> _What you will do_
Write out all of the entries exactly, please.

> _Exercise inputs_
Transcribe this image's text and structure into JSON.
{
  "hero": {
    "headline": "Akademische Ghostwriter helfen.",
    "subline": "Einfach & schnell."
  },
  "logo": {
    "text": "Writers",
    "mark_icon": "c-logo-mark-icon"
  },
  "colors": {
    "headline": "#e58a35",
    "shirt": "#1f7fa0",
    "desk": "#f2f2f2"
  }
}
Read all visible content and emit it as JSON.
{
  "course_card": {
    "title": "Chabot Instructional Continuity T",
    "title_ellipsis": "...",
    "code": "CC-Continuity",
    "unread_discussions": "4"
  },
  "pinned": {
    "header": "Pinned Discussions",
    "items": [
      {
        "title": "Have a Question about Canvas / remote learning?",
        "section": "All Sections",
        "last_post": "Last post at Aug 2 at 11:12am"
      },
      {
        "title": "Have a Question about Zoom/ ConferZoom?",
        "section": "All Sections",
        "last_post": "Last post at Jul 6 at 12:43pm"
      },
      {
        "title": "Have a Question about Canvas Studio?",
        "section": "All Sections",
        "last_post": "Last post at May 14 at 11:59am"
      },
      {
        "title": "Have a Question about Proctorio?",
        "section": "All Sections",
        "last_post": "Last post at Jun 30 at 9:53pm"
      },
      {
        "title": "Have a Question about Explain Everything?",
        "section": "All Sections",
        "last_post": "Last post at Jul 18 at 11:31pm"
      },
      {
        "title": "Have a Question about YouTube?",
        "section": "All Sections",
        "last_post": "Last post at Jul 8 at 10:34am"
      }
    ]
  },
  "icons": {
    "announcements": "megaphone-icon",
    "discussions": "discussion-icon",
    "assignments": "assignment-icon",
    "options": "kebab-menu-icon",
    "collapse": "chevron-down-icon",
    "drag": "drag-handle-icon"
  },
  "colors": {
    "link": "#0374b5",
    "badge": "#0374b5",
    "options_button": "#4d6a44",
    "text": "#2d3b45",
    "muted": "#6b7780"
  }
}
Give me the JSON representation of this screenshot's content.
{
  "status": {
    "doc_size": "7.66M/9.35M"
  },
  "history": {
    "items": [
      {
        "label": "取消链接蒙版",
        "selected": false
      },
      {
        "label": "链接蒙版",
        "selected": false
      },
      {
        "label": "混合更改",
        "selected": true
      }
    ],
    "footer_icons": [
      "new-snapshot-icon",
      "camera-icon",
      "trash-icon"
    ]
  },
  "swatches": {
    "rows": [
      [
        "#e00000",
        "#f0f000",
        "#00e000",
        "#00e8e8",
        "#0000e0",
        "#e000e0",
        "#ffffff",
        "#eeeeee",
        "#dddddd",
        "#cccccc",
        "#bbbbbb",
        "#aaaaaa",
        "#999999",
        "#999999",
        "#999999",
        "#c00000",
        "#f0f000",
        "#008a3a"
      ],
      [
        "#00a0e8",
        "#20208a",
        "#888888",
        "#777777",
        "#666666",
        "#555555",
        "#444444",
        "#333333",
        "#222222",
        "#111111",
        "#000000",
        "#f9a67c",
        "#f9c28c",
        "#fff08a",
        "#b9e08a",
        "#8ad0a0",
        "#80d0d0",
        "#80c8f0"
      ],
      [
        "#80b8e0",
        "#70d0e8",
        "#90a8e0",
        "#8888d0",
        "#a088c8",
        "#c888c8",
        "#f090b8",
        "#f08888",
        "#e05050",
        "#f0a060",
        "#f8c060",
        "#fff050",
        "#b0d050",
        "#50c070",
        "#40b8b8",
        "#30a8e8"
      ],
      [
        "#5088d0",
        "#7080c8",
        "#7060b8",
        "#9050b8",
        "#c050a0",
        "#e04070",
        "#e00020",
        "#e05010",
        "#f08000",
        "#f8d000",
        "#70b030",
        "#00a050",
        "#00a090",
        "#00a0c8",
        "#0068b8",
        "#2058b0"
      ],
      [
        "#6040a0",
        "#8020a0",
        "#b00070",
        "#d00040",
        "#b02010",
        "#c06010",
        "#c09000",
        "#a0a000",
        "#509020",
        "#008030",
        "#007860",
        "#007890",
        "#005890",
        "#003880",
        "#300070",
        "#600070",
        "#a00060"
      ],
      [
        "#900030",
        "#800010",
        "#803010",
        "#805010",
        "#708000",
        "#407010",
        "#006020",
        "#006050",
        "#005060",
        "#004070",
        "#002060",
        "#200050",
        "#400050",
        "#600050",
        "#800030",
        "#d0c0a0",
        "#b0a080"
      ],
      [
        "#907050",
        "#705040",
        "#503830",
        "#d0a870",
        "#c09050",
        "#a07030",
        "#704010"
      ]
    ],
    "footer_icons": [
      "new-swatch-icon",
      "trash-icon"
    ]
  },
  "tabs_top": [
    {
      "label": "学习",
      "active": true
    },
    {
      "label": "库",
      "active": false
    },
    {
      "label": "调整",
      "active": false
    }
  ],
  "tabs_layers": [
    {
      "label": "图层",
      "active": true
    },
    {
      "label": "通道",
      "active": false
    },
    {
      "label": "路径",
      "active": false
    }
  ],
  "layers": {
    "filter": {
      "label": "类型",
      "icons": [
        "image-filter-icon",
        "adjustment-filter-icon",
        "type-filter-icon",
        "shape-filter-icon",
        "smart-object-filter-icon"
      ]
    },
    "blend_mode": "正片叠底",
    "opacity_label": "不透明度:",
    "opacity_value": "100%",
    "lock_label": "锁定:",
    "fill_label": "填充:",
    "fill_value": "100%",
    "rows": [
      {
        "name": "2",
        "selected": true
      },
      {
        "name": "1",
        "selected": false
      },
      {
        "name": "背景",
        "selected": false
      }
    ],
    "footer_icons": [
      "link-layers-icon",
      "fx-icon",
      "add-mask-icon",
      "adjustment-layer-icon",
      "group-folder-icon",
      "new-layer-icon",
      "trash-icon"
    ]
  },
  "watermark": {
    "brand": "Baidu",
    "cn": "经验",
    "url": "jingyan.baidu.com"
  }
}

> _Expected output_
Transcribe this image's text and structure into JSON.
{
  "hero": {
    "headline": "Akademische Ghostwriter helfen.",
    "subline": "Einfach & schnell."
  },
  "logo": {
    "text": "Writers",
    "mark_icon": "c-logo-mark-icon"
  },
  "colors": {
    "headline": "#e58a35",
    "shirt": "#1f7fa0",
    "desk": "#f2f2f2"
  }
}
Read all visible content and emit it as JSON.
{
  "course_card": {
    "title": "Chabot Instructional Continuity T",
    "title_ellipsis": "...",
    "code": "CC-Continuity",
    "unread_discussions": "4"
  },
  "pinned": {
    "header": "Pinned Discussions",
    "items": [
      {
        "title": "Have a Question about Canvas / remote learning?",
        "section": "All Sections",
        "last_post": "Last post at Aug 2 at 11:12am"
      },
      {
        "title": "Have a Question about Zoom/ ConferZoom?",
        "section": "All Sections",
        "last_post": "Last post at Jul 6 at 12:43pm"
      },
      {
        "title": "Have a Question about Canvas Studio?",
        "section": "All Sections",
        "last_post": "Last post at May 14 at 11:59am"
      },
      {
        "title": "Have a Question about Proctorio?",
        "section": "All Sections",
        "last_post": "Last post at Jun 30 at 9:53pm"
      },
      {
        "title": "Have a Question about Explain Everything?",
        "section": "All Sections",
        "last_post": "Last post at Jul 18 at 11:31pm"
      },
      {
        "title": "Have a Question about YouTube?",
        "section": "All Sections",
        "last_post": "Last post at Jul 8 at 10:34am"
      }
    ]
  },
  "icons": {
    "announcements": "megaphone-icon",
    "discussions": "discussion-icon",
    "assignments": "assignment-icon",
    "options": "kebab-menu-icon",
    "collapse": "chevron-down-icon",
    "drag": "drag-handle-icon"
  },
  "colors": {
    "link": "#0374b5",
    "badge": "#0374b5",
    "options_button": "#4d6a44",
    "text": "#2d3b45",
    "muted": "#6b7780"
  }
}
Give me the JSON representation of this screenshot's content.
{
  "status": {
    "doc_size": "7.66M/9.35M"
  },
  "history": {
    "items": [
      {
        "label": "取消链接蒙版",
        "selected": false
      },
      {
        "label": "链接蒙版",
        "selected": false
      },
      {
        "label": "混合更改",
        "selected": true
      }
    ],
    "footer_icons": [
      "new-snapshot-icon",
      "camera-icon",
      "trash-icon"
    ]
  },
  "swatches": {
    "rows": [
      [
        "#e00000",
        "#f0f000",
        "#00e000",
        "#00e8e8",
        "#0000e0",
        "#e000e0",
        "#ffffff",
        "#eeeeee",
        "#dddddd",
        "#cccccc",
        "#bbbbbb",
        "#aaaaaa",
        "#999999",
        "#999999",
        "#999999",
        "#c00000",
        "#f0f000",
        "#008a3a"
      ],
      [
        "#00a0e8",
        "#20208a",
        "#888888",
        "#777777",
        "#666666",
        "#555555",
        "#444444",
        "#333333",
        "#222222",
        "#111111",
        "#000000",
        "#f9a67c",
        "#f9c28c",
        "#fff08a",
        "#b9e08a",
        "#8ad0a0",
        "#80d0d0",
        "#80c8f0"
      ],
      [
        "#80b8e0",
        "#70d0e8",
        "#90a8e0",
        "#8888d0",
        "#a088c8",
        "#c888c8",
        "#f090b8",
        "#f08888",
        "#e05050",
        "#f0a060",
        "#f8c060",
        "#fff050",
        "#b0d050",
        "#50c070",
        "#40b8b8",
        "#30a8e8"
      ],
      [
        "#5088d0",
        "#7080c8",
        "#7060b8",
        "#9050b8",
        "#c050a0",
        "#e04070",
        "#e00020",
        "#e05010",
        "#f08000",
        "#f8d000",
        "#70b030",
        "#00a050",
        "#00a090",
        "#00a0c8",
        "#0068b8",
        "#2058b0"
      ],
      [
        "#6040a0",
        "#8020a0",
        "#b00070",
        "#d00040",
        "#b02010",
        "#c06010",
        "#c09000",
        "#a0a000",
        "#509020",
        "#008030",
        "#007860",
        "#007890",
        "#005890",
        "#003880",
        "#300070",
        "#600070",
        "#a00060"
      ],
      [
        "#900030",
        "#800010",
        "#803010",
        "#805010",
        "#708000",
        "#407010",
        "#006020",
        "#006050",
        "#005060",
        "#004070",
        "#002060",
        "#200050",
        "#400050",
        "#600050",
        "#800030",
        "#d0c0a0",
        "#b0a080"
      ],
      [
        "#907050",
        "#705040",
        "#503830",
        "#d0a870",
        "#c09050",
        "#a07030",
        "#704010"
      ]
    ],
    "footer_icons": [
      "new-swatch-icon",
      "trash-icon"
    ]
  },
  "tabs_top": [
    {
      "label": "学习",
      "active": true
    },
    {
      "label": "库",
      "active": false
    },
    {
      "label": "调整",
      "active": false
    }
  ],
  "tabs_layers": [
    {
      "label": "图层",
      "active": true
    },
    {
      "label": "通道",
      "active": false
    },
    {
      "label": "路径",
      "active": false
    }
  ],
  "layers": {
    "filter": {
      "label": "类型",
      "icons": [
        "image-filter-icon",
        "adjustment-filter-icon",
        "type-filter-icon",
        "shape-filter-icon",
        "smart-object-filter-icon"
      ]
    },
    "blend_mode": "正片叠底",
    "opacity_label": "不透明度:",
    "opacity_value": "100%",
    "lock_label": "锁定:",
    "fill_label": "填充:",
    "fill_value": "100%",
    "rows": [
      {
        "name": "2",
        "selected": true
      },
      {
        "name": "1",
        "selected": false
      },
      {
        "name": "背景",
        "selected": false
      }
    ],
    "footer_icons": [
      "link-layers-icon",
      "fx-icon",
      "add-mask-icon",
      "adjustment-layer-icon",
      "group-folder-icon",
      "new-layer-icon",
      "trash-icon"
    ]
  },
  "watermark": {
    "brand": "Baidu",
    "cn": "经验",
    "url": "jingyan.baidu.com"
  }
}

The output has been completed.